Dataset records

((

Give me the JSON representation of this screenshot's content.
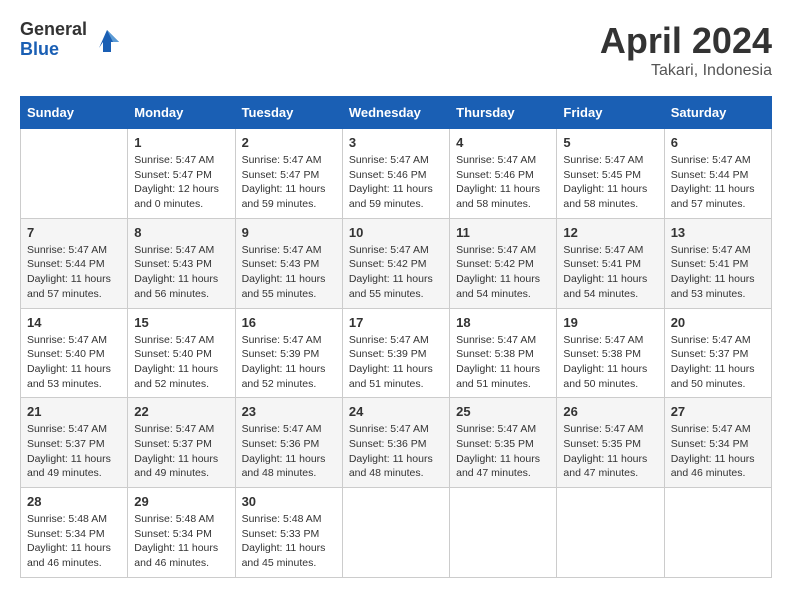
{
  "logo": {
    "general": "General",
    "blue": "Blue"
  },
  "title": "April 2024",
  "location": "Takari, Indonesia",
  "weekdays": [
    "Sunday",
    "Monday",
    "Tuesday",
    "Wednesday",
    "Thursday",
    "Friday",
    "Saturday"
  ],
  "weeks": [
    [
      {
        "day": "",
        "info": ""
      },
      {
        "day": "1",
        "info": "Sunrise: 5:47 AM\nSunset: 5:47 PM\nDaylight: 12 hours\nand 0 minutes."
      },
      {
        "day": "2",
        "info": "Sunrise: 5:47 AM\nSunset: 5:47 PM\nDaylight: 11 hours\nand 59 minutes."
      },
      {
        "day": "3",
        "info": "Sunrise: 5:47 AM\nSunset: 5:46 PM\nDaylight: 11 hours\nand 59 minutes."
      },
      {
        "day": "4",
        "info": "Sunrise: 5:47 AM\nSunset: 5:46 PM\nDaylight: 11 hours\nand 58 minutes."
      },
      {
        "day": "5",
        "info": "Sunrise: 5:47 AM\nSunset: 5:45 PM\nDaylight: 11 hours\nand 58 minutes."
      },
      {
        "day": "6",
        "info": "Sunrise: 5:47 AM\nSunset: 5:44 PM\nDaylight: 11 hours\nand 57 minutes."
      }
    ],
    [
      {
        "day": "7",
        "info": "Sunrise: 5:47 AM\nSunset: 5:44 PM\nDaylight: 11 hours\nand 57 minutes."
      },
      {
        "day": "8",
        "info": "Sunrise: 5:47 AM\nSunset: 5:43 PM\nDaylight: 11 hours\nand 56 minutes."
      },
      {
        "day": "9",
        "info": "Sunrise: 5:47 AM\nSunset: 5:43 PM\nDaylight: 11 hours\nand 55 minutes."
      },
      {
        "day": "10",
        "info": "Sunrise: 5:47 AM\nSunset: 5:42 PM\nDaylight: 11 hours\nand 55 minutes."
      },
      {
        "day": "11",
        "info": "Sunrise: 5:47 AM\nSunset: 5:42 PM\nDaylight: 11 hours\nand 54 minutes."
      },
      {
        "day": "12",
        "info": "Sunrise: 5:47 AM\nSunset: 5:41 PM\nDaylight: 11 hours\nand 54 minutes."
      },
      {
        "day": "13",
        "info": "Sunrise: 5:47 AM\nSunset: 5:41 PM\nDaylight: 11 hours\nand 53 minutes."
      }
    ],
    [
      {
        "day": "14",
        "info": "Sunrise: 5:47 AM\nSunset: 5:40 PM\nDaylight: 11 hours\nand 53 minutes."
      },
      {
        "day": "15",
        "info": "Sunrise: 5:47 AM\nSunset: 5:40 PM\nDaylight: 11 hours\nand 52 minutes."
      },
      {
        "day": "16",
        "info": "Sunrise: 5:47 AM\nSunset: 5:39 PM\nDaylight: 11 hours\nand 52 minutes."
      },
      {
        "day": "17",
        "info": "Sunrise: 5:47 AM\nSunset: 5:39 PM\nDaylight: 11 hours\nand 51 minutes."
      },
      {
        "day": "18",
        "info": "Sunrise: 5:47 AM\nSunset: 5:38 PM\nDaylight: 11 hours\nand 51 minutes."
      },
      {
        "day": "19",
        "info": "Sunrise: 5:47 AM\nSunset: 5:38 PM\nDaylight: 11 hours\nand 50 minutes."
      },
      {
        "day": "20",
        "info": "Sunrise: 5:47 AM\nSunset: 5:37 PM\nDaylight: 11 hours\nand 50 minutes."
      }
    ],
    [
      {
        "day": "21",
        "info": "Sunrise: 5:47 AM\nSunset: 5:37 PM\nDaylight: 11 hours\nand 49 minutes."
      },
      {
        "day": "22",
        "info": "Sunrise: 5:47 AM\nSunset: 5:37 PM\nDaylight: 11 hours\nand 49 minutes."
      },
      {
        "day": "23",
        "info": "Sunrise: 5:47 AM\nSunset: 5:36 PM\nDaylight: 11 hours\nand 48 minutes."
      },
      {
        "day": "24",
        "info": "Sunrise: 5:47 AM\nSunset: 5:36 PM\nDaylight: 11 hours\nand 48 minutes."
      },
      {
        "day": "25",
        "info": "Sunrise: 5:47 AM\nSunset: 5:35 PM\nDaylight: 11 hours\nand 47 minutes."
      },
      {
        "day": "26",
        "info": "Sunrise: 5:47 AM\nSunset: 5:35 PM\nDaylight: 11 hours\nand 47 minutes."
      },
      {
        "day": "27",
        "info": "Sunrise: 5:47 AM\nSunset: 5:34 PM\nDaylight: 11 hours\nand 46 minutes."
      }
    ],
    [
      {
        "day": "28",
        "info": "Sunrise: 5:48 AM\nSunset: 5:34 PM\nDaylight: 11 hours\nand 46 minutes."
      },
      {
        "day": "29",
        "info": "Sunrise: 5:48 AM\nSunset: 5:34 PM\nDaylight: 11 hours\nand 46 minutes."
      },
      {
        "day": "30",
        "info": "Sunrise: 5:48 AM\nSunset: 5:33 PM\nDaylight: 11 hours\nand 45 minutes."
      },
      {
        "day": "",
        "info": ""
      },
      {
        "day": "",
        "info": ""
      },
      {
        "day": "",
        "info": ""
      },
      {
        "day": "",
        "info": ""
      }
    ]
  ]
}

))

Task to carry out: Your task is to reproduce all of the material exactly. The pictures stay out.

The result:
Give me the JSON representation of this screenshot's content.
{
  "logo": {
    "general": "General",
    "blue": "Blue"
  },
  "title": "April 2024",
  "location": "Takari, Indonesia",
  "weekdays": [
    "Sunday",
    "Monday",
    "Tuesday",
    "Wednesday",
    "Thursday",
    "Friday",
    "Saturday"
  ],
  "weeks": [
    [
      {
        "day": "",
        "info": ""
      },
      {
        "day": "1",
        "info": "Sunrise: 5:47 AM\nSunset: 5:47 PM\nDaylight: 12 hours\nand 0 minutes."
      },
      {
        "day": "2",
        "info": "Sunrise: 5:47 AM\nSunset: 5:47 PM\nDaylight: 11 hours\nand 59 minutes."
      },
      {
        "day": "3",
        "info": "Sunrise: 5:47 AM\nSunset: 5:46 PM\nDaylight: 11 hours\nand 59 minutes."
      },
      {
        "day": "4",
        "info": "Sunrise: 5:47 AM\nSunset: 5:46 PM\nDaylight: 11 hours\nand 58 minutes."
      },
      {
        "day": "5",
        "info": "Sunrise: 5:47 AM\nSunset: 5:45 PM\nDaylight: 11 hours\nand 58 minutes."
      },
      {
        "day": "6",
        "info": "Sunrise: 5:47 AM\nSunset: 5:44 PM\nDaylight: 11 hours\nand 57 minutes."
      }
    ],
    [
      {
        "day": "7",
        "info": "Sunrise: 5:47 AM\nSunset: 5:44 PM\nDaylight: 11 hours\nand 57 minutes."
      },
      {
        "day": "8",
        "info": "Sunrise: 5:47 AM\nSunset: 5:43 PM\nDaylight: 11 hours\nand 56 minutes."
      },
      {
        "day": "9",
        "info": "Sunrise: 5:47 AM\nSunset: 5:43 PM\nDaylight: 11 hours\nand 55 minutes."
      },
      {
        "day": "10",
        "info": "Sunrise: 5:47 AM\nSunset: 5:42 PM\nDaylight: 11 hours\nand 55 minutes."
      },
      {
        "day": "11",
        "info": "Sunrise: 5:47 AM\nSunset: 5:42 PM\nDaylight: 11 hours\nand 54 minutes."
      },
      {
        "day": "12",
        "info": "Sunrise: 5:47 AM\nSunset: 5:41 PM\nDaylight: 11 hours\nand 54 minutes."
      },
      {
        "day": "13",
        "info": "Sunrise: 5:47 AM\nSunset: 5:41 PM\nDaylight: 11 hours\nand 53 minutes."
      }
    ],
    [
      {
        "day": "14",
        "info": "Sunrise: 5:47 AM\nSunset: 5:40 PM\nDaylight: 11 hours\nand 53 minutes."
      },
      {
        "day": "15",
        "info": "Sunrise: 5:47 AM\nSunset: 5:40 PM\nDaylight: 11 hours\nand 52 minutes."
      },
      {
        "day": "16",
        "info": "Sunrise: 5:47 AM\nSunset: 5:39 PM\nDaylight: 11 hours\nand 52 minutes."
      },
      {
        "day": "17",
        "info": "Sunrise: 5:47 AM\nSunset: 5:39 PM\nDaylight: 11 hours\nand 51 minutes."
      },
      {
        "day": "18",
        "info": "Sunrise: 5:47 AM\nSunset: 5:38 PM\nDaylight: 11 hours\nand 51 minutes."
      },
      {
        "day": "19",
        "info": "Sunrise: 5:47 AM\nSunset: 5:38 PM\nDaylight: 11 hours\nand 50 minutes."
      },
      {
        "day": "20",
        "info": "Sunrise: 5:47 AM\nSunset: 5:37 PM\nDaylight: 11 hours\nand 50 minutes."
      }
    ],
    [
      {
        "day": "21",
        "info": "Sunrise: 5:47 AM\nSunset: 5:37 PM\nDaylight: 11 hours\nand 49 minutes."
      },
      {
        "day": "22",
        "info": "Sunrise: 5:47 AM\nSunset: 5:37 PM\nDaylight: 11 hours\nand 49 minutes."
      },
      {
        "day": "23",
        "info": "Sunrise: 5:47 AM\nSunset: 5:36 PM\nDaylight: 11 hours\nand 48 minutes."
      },
      {
        "day": "24",
        "info": "Sunrise: 5:47 AM\nSunset: 5:36 PM\nDaylight: 11 hours\nand 48 minutes."
      },
      {
        "day": "25",
        "info": "Sunrise: 5:47 AM\nSunset: 5:35 PM\nDaylight: 11 hours\nand 47 minutes."
      },
      {
        "day": "26",
        "info": "Sunrise: 5:47 AM\nSunset: 5:35 PM\nDaylight: 11 hours\nand 47 minutes."
      },
      {
        "day": "27",
        "info": "Sunrise: 5:47 AM\nSunset: 5:34 PM\nDaylight: 11 hours\nand 46 minutes."
      }
    ],
    [
      {
        "day": "28",
        "info": "Sunrise: 5:48 AM\nSunset: 5:34 PM\nDaylight: 11 hours\nand 46 minutes."
      },
      {
        "day": "29",
        "info": "Sunrise: 5:48 AM\nSunset: 5:34 PM\nDaylight: 11 hours\nand 46 minutes."
      },
      {
        "day": "30",
        "info": "Sunrise: 5:48 AM\nSunset: 5:33 PM\nDaylight: 11 hours\nand 45 minutes."
      },
      {
        "day": "",
        "info": ""
      },
      {
        "day": "",
        "info": ""
      },
      {
        "day": "",
        "info": ""
      },
      {
        "day": "",
        "info": ""
      }
    ]
  ]
}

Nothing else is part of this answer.